CHALLENGE:
Transcribe all of the material exactly. Any picture in it should be left out.

%%

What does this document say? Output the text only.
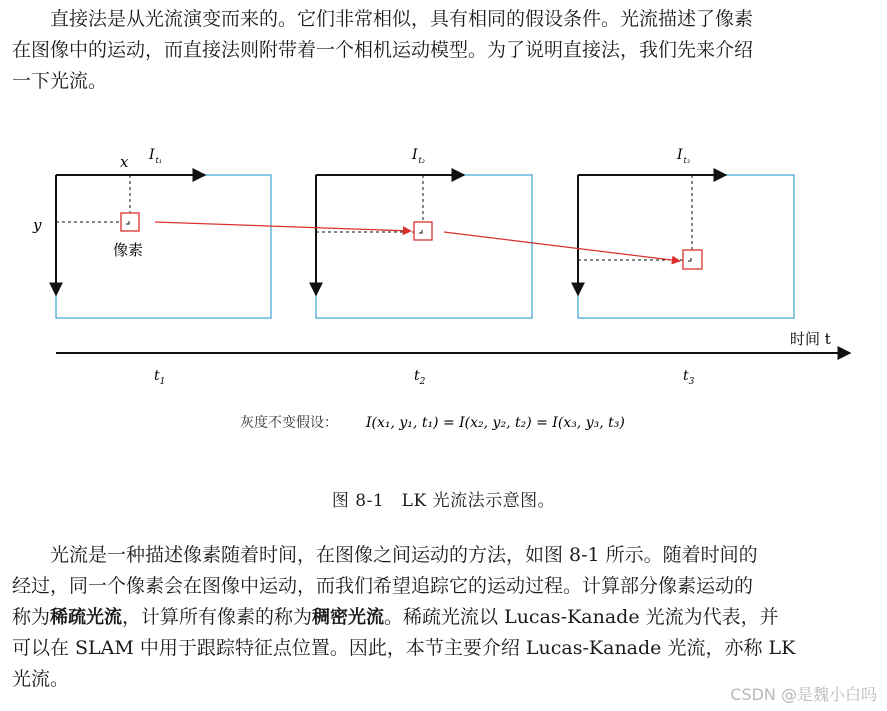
　　直接法是从光流演变而来的。它们非常相似，具有相同的假设条件。光流描述了像素
在图像中的运动，而直接法则附带着一个相机运动模型。为了说明直接法，我们先来介绍
一下光流。
x
y
像素
$I_{t_1}$	$I_{t_2}$	$I_{t_3}$
时间 t
$t_1$	$t_2$	$t_3$
灰度不变假设： I(x₁, y₁, t₁) = I(x₂, y₂, t₂) = I(x₃, y₃, t₃)
图 8-1　LK 光流法示意图。
　　光流是一种描述像素随着时间，在图像之间运动的方法，如图 8-1 所示。随着时间的
经过，同一个像素会在图像中运动，而我们希望追踪它的运动过程。计算部分像素运动的
称为稀疏光流，计算所有像素的称为稠密光流。稀疏光流以 Lucas-Kanade 光流为代表，并
可以在 SLAM 中用于跟踪特征点位置。因此，本节主要介绍 Lucas-Kanade 光流，亦称 LK
光流。
CSDN @是魏小白吗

%%

ANSWER:
What does this document say? Output the text only.
　　直接法是从光流演变而来的。它们非常相似，具有相同的假设条件。光流描述了像素
在图像中的运动，而直接法则附带着一个相机运动模型。为了说明直接法，我们先来介绍
一下光流。
x
y
像素
$I_{t_1}$	$I_{t_2}$	$I_{t_3}$
时间 t
$t_1$	$t_2$	$t_3$
灰度不变假设： I(x₁, y₁, t₁) = I(x₂, y₂, t₂) = I(x₃, y₃, t₃)
图 8-1　LK 光流法示意图。
　　光流是一种描述像素随着时间，在图像之间运动的方法，如图 8-1 所示。随着时间的
经过，同一个像素会在图像中运动，而我们希望追踪它的运动过程。计算部分像素运动的
称为稀疏光流，计算所有像素的称为稠密光流。稀疏光流以 Lucas-Kanade 光流为代表，并
可以在 SLAM 中用于跟踪特征点位置。因此，本节主要介绍 Lucas-Kanade 光流，亦称 LK
光流。
CSDN @是魏小白吗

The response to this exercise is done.